Could you copy every line from the material below in which "value" appears?

--

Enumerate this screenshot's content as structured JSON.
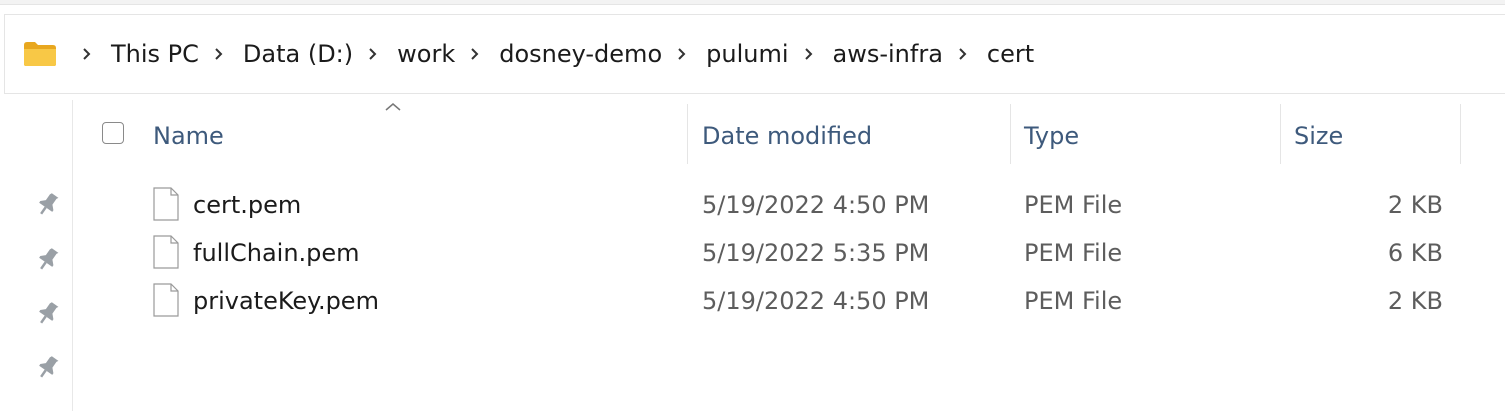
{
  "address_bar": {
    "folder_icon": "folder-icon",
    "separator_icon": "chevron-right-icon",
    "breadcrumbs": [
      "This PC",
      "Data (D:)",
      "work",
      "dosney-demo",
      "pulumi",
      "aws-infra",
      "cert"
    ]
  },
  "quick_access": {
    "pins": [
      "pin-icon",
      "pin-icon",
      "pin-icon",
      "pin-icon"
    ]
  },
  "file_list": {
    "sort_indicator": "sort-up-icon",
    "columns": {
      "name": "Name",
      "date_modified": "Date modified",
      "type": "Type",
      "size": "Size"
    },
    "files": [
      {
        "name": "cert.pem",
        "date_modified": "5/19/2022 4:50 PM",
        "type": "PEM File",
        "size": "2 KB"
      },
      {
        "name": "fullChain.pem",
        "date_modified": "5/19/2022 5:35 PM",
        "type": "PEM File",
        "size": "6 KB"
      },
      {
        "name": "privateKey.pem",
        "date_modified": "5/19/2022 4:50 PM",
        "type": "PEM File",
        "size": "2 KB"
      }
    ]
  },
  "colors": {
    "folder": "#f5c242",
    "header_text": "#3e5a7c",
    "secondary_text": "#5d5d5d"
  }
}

--

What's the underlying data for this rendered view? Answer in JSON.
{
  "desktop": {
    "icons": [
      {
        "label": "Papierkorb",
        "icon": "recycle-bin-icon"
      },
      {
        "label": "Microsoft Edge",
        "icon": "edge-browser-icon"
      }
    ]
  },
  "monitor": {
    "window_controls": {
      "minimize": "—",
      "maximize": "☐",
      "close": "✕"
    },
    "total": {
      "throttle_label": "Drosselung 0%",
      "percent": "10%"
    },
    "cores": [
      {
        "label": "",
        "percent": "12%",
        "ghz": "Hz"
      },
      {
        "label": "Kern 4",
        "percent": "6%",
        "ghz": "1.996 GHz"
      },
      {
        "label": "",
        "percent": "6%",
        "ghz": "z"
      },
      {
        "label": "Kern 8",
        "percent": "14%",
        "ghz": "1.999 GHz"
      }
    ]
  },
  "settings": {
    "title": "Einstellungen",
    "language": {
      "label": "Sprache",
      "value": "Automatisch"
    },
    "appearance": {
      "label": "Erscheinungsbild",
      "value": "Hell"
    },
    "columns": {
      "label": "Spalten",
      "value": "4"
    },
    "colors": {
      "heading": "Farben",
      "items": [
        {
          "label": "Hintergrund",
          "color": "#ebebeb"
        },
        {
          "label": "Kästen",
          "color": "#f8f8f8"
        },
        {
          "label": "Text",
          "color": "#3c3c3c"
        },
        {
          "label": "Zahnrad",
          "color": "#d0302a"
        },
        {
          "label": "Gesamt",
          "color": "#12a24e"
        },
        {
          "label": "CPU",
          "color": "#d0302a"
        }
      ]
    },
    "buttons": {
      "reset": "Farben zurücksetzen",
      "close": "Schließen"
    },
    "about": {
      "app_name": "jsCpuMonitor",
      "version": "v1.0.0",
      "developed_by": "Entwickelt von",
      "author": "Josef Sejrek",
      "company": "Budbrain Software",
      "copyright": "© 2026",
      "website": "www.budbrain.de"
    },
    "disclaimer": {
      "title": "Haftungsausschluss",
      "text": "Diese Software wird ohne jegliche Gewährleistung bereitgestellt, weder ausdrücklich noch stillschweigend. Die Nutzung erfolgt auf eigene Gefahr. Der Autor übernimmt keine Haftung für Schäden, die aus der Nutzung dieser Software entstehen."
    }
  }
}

--

The output:
      "value": "Automatisch"
      "value": "Hell"
      "value": "4"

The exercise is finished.